■ What you will do ■
Reproduce the whole listing, character for character.

■ Data rows ■
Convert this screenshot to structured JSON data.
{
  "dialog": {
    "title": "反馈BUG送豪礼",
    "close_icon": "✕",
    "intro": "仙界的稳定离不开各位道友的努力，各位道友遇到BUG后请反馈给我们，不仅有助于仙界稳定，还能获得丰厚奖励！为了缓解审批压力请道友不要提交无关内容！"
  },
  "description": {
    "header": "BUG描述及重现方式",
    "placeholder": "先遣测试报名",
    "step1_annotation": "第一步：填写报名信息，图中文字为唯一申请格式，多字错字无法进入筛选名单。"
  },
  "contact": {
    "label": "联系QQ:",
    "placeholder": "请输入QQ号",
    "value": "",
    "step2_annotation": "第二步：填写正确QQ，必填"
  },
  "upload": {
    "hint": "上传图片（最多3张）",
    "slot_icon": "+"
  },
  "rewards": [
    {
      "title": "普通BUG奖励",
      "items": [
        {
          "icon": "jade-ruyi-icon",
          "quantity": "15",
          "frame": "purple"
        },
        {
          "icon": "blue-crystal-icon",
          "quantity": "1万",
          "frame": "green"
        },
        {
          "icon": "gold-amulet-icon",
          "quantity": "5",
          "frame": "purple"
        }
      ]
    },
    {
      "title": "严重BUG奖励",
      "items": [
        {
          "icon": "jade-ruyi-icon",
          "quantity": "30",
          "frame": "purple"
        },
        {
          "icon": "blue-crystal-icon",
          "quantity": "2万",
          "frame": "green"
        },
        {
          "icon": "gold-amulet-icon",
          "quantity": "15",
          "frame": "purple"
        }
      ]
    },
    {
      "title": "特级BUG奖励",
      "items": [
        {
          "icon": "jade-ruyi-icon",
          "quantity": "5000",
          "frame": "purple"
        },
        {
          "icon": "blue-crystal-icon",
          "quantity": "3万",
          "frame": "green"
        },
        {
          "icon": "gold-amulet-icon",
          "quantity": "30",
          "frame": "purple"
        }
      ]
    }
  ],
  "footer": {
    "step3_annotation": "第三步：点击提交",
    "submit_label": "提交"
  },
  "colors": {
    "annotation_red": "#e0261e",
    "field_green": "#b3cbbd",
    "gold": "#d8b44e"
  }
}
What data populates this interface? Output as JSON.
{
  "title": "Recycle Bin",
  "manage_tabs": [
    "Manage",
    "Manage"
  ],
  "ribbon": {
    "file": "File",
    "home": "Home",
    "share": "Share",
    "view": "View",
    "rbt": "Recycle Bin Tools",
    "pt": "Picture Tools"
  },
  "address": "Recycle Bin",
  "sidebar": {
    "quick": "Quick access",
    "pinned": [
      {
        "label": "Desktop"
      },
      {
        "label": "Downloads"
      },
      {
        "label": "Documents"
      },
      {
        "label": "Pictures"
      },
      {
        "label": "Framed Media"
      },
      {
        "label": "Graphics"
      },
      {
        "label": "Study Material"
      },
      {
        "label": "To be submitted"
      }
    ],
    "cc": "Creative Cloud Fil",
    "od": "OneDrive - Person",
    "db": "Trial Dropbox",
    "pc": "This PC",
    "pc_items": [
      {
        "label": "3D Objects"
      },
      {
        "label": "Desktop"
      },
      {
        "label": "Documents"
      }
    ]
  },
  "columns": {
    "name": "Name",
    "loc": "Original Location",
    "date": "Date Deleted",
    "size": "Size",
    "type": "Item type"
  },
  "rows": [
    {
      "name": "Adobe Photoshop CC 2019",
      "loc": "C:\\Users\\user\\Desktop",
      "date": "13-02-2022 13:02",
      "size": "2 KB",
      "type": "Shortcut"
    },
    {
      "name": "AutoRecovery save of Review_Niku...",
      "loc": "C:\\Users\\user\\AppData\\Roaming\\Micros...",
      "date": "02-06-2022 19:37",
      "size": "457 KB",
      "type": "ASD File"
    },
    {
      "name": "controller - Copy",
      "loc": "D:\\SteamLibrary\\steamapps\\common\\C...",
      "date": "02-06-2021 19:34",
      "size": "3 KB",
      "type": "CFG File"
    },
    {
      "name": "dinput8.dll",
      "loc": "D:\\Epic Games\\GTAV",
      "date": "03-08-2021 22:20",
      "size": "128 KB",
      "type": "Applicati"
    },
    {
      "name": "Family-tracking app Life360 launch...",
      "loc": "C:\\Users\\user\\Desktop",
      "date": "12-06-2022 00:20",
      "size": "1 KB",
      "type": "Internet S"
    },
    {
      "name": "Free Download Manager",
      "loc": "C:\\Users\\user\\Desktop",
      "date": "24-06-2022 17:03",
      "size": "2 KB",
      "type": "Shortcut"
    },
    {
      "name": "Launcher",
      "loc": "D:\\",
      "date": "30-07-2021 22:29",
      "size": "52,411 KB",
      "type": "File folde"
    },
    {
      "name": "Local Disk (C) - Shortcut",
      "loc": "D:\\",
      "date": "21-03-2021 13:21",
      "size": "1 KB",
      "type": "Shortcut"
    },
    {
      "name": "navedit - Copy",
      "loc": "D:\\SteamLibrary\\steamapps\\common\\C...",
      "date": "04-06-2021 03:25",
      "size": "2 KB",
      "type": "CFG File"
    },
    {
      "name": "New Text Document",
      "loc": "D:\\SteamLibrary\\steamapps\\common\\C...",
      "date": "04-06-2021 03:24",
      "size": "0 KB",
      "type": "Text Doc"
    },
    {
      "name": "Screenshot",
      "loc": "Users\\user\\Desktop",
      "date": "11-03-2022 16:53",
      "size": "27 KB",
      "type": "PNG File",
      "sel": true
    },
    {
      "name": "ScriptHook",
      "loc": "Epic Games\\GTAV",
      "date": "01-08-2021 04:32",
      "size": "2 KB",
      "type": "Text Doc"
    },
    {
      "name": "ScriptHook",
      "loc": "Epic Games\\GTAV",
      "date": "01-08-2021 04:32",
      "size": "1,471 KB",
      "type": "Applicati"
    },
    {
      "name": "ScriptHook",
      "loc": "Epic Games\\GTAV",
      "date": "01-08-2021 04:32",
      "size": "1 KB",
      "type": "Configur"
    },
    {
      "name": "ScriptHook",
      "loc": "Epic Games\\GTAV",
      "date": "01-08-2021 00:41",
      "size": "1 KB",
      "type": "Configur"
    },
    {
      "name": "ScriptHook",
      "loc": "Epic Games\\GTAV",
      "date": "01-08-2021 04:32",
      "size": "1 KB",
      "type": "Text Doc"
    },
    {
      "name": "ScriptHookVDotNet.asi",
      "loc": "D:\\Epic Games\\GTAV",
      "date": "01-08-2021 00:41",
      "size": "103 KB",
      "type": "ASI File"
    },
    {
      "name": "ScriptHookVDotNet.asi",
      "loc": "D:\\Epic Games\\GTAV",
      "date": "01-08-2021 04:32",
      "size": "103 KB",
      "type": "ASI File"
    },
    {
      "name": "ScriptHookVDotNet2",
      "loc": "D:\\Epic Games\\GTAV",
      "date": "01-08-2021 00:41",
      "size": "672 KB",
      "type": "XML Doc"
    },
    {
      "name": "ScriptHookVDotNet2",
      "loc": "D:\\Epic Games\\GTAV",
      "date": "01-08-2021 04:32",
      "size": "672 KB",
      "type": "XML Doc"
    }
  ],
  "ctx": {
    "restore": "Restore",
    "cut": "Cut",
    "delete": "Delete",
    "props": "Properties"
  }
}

■ Written response ■
Convert this screenshot to structured JSON data.
{
  "dialog": {
    "title": "反馈BUG送豪礼",
    "close_icon": "✕",
    "intro": "仙界的稳定离不开各位道友的努力，各位道友遇到BUG后请反馈给我们，不仅有助于仙界稳定，还能获得丰厚奖励！为了缓解审批压力请道友不要提交无关内容！"
  },
  "description": {
    "header": "BUG描述及重现方式",
    "placeholder": "先遣测试报名",
    "step1_annotation": "第一步：填写报名信息，图中文字为唯一申请格式，多字错字无法进入筛选名单。"
  },
  "contact": {
    "label": "联系QQ:",
    "placeholder": "请输入QQ号",
    "value": "",
    "step2_annotation": "第二步：填写正确QQ，必填"
  },
  "upload": {
    "hint": "上传图片（最多3张）",
    "slot_icon": "+"
  },
  "rewards": [
    {
      "title": "普通BUG奖励",
      "items": [
        {
          "icon": "jade-ruyi-icon",
          "quantity": "15",
          "frame": "purple"
        },
        {
          "icon": "blue-crystal-icon",
          "quantity": "1万",
          "frame": "green"
        },
        {
          "icon": "gold-amulet-icon",
          "quantity": "5",
          "frame": "purple"
        }
      ]
    },
    {
      "title": "严重BUG奖励",
      "items": [
        {
          "icon": "jade-ruyi-icon",
          "quantity": "30",
          "frame": "purple"
        },
        {
          "icon": "blue-crystal-icon",
          "quantity": "2万",
          "frame": "green"
        },
        {
          "icon": "gold-amulet-icon",
          "quantity": "15",
          "frame": "purple"
        }
      ]
    },
    {
      "title": "特级BUG奖励",
      "items": [
        {
          "icon": "jade-ruyi-icon",
          "quantity": "5000",
          "frame": "purple"
        },
        {
          "icon": "blue-crystal-icon",
          "quantity": "3万",
          "frame": "green"
        },
        {
          "icon": "gold-amulet-icon",
          "quantity": "30",
          "frame": "purple"
        }
      ]
    }
  ],
  "footer": {
    "step3_annotation": "第三步：点击提交",
    "submit_label": "提交"
  },
  "colors": {
    "annotation_red": "#e0261e",
    "field_green": "#b3cbbd",
    "gold": "#d8b44e"
  }
}
What data populates this interface? Output as JSON.
{
  "title": "Recycle Bin",
  "manage_tabs": [
    "Manage",
    "Manage"
  ],
  "ribbon": {
    "file": "File",
    "home": "Home",
    "share": "Share",
    "view": "View",
    "rbt": "Recycle Bin Tools",
    "pt": "Picture Tools"
  },
  "address": "Recycle Bin",
  "sidebar": {
    "quick": "Quick access",
    "pinned": [
      {
        "label": "Desktop"
      },
      {
        "label": "Downloads"
      },
      {
        "label": "Documents"
      },
      {
        "label": "Pictures"
      },
      {
        "label": "Framed Media"
      },
      {
        "label": "Graphics"
      },
      {
        "label": "Study Material"
      },
      {
        "label": "To be submitted"
      }
    ],
    "cc": "Creative Cloud Fil",
    "od": "OneDrive - Person",
    "db": "Trial Dropbox",
    "pc": "This PC",
    "pc_items": [
      {
        "label": "3D Objects"
      },
      {
        "label": "Desktop"
      },
      {
        "label": "Documents"
      }
    ]
  },
  "columns": {
    "name": "Name",
    "loc": "Original Location",
    "date": "Date Deleted",
    "size": "Size",
    "type": "Item type"
  },
  "rows": [
    {
      "name": "Adobe Photoshop CC 2019",
      "loc": "C:\\Users\\user\\Desktop",
      "date": "13-02-2022 13:02",
      "size": "2 KB",
      "type": "Shortcut"
    },
    {
      "name": "AutoRecovery save of Review_Niku...",
      "loc": "C:\\Users\\user\\AppData\\Roaming\\Micros...",
      "date": "02-06-2022 19:37",
      "size": "457 KB",
      "type": "ASD File"
    },
    {
      "name": "controller - Copy",
      "loc": "D:\\SteamLibrary\\steamapps\\common\\C...",
      "date": "02-06-2021 19:34",
      "size": "3 KB",
      "type": "CFG File"
    },
    {
      "name": "dinput8.dll",
      "loc": "D:\\Epic Games\\GTAV",
      "date": "03-08-2021 22:20",
      "size": "128 KB",
      "type": "Applicati"
    },
    {
      "name": "Family-tracking app Life360 launch...",
      "loc": "C:\\Users\\user\\Desktop",
      "date": "12-06-2022 00:20",
      "size": "1 KB",
      "type": "Internet S"
    },
    {
      "name": "Free Download Manager",
      "loc": "C:\\Users\\user\\Desktop",
      "date": "24-06-2022 17:03",
      "size": "2 KB",
      "type": "Shortcut"
    },
    {
      "name": "Launcher",
      "loc": "D:\\",
      "date": "30-07-2021 22:29",
      "size": "52,411 KB",
      "type": "File folde"
    },
    {
      "name": "Local Disk (C) - Shortcut",
      "loc": "D:\\",
      "date": "21-03-2021 13:21",
      "size": "1 KB",
      "type": "Shortcut"
    },
    {
      "name": "navedit - Copy",
      "loc": "D:\\SteamLibrary\\steamapps\\common\\C...",
      "date": "04-06-2021 03:25",
      "size": "2 KB",
      "type": "CFG File"
    },
    {
      "name": "New Text Document",
      "loc": "D:\\SteamLibrary\\steamapps\\common\\C...",
      "date": "04-06-2021 03:24",
      "size": "0 KB",
      "type": "Text Doc"
    },
    {
      "name": "Screenshot",
      "loc": "Users\\user\\Desktop",
      "date": "11-03-2022 16:53",
      "size": "27 KB",
      "type": "PNG File",
      "sel": true
    },
    {
      "name": "ScriptHook",
      "loc": "Epic Games\\GTAV",
      "date": "01-08-2021 04:32",
      "size": "2 KB",
      "type": "Text Doc"
    },
    {
      "name": "ScriptHook",
      "loc": "Epic Games\\GTAV",
      "date": "01-08-2021 04:32",
      "size": "1,471 KB",
      "type": "Applicati"
    },
    {
      "name": "ScriptHook",
      "loc": "Epic Games\\GTAV",
      "date": "01-08-2021 04:32",
      "size": "1 KB",
      "type": "Configur"
    },
    {
      "name": "ScriptHook",
      "loc": "Epic Games\\GTAV",
      "date": "01-08-2021 00:41",
      "size": "1 KB",
      "type": "Configur"
    },
    {
      "name": "ScriptHook",
      "loc": "Epic Games\\GTAV",
      "date": "01-08-2021 04:32",
      "size": "1 KB",
      "type": "Text Doc"
    },
    {
      "name": "ScriptHookVDotNet.asi",
      "loc": "D:\\Epic Games\\GTAV",
      "date": "01-08-2021 00:41",
      "size": "103 KB",
      "type": "ASI File"
    },
    {
      "name": "ScriptHookVDotNet.asi",
      "loc": "D:\\Epic Games\\GTAV",
      "date": "01-08-2021 04:32",
      "size": "103 KB",
      "type": "ASI File"
    },
    {
      "name": "ScriptHookVDotNet2",
      "loc": "D:\\Epic Games\\GTAV",
      "date": "01-08-2021 00:41",
      "size": "672 KB",
      "type": "XML Doc"
    },
    {
      "name": "ScriptHookVDotNet2",
      "loc": "D:\\Epic Games\\GTAV",
      "date": "01-08-2021 04:32",
      "size": "672 KB",
      "type": "XML Doc"
    }
  ],
  "ctx": {
    "restore": "Restore",
    "cut": "Cut",
    "delete": "Delete",
    "props": "Properties"
  }
}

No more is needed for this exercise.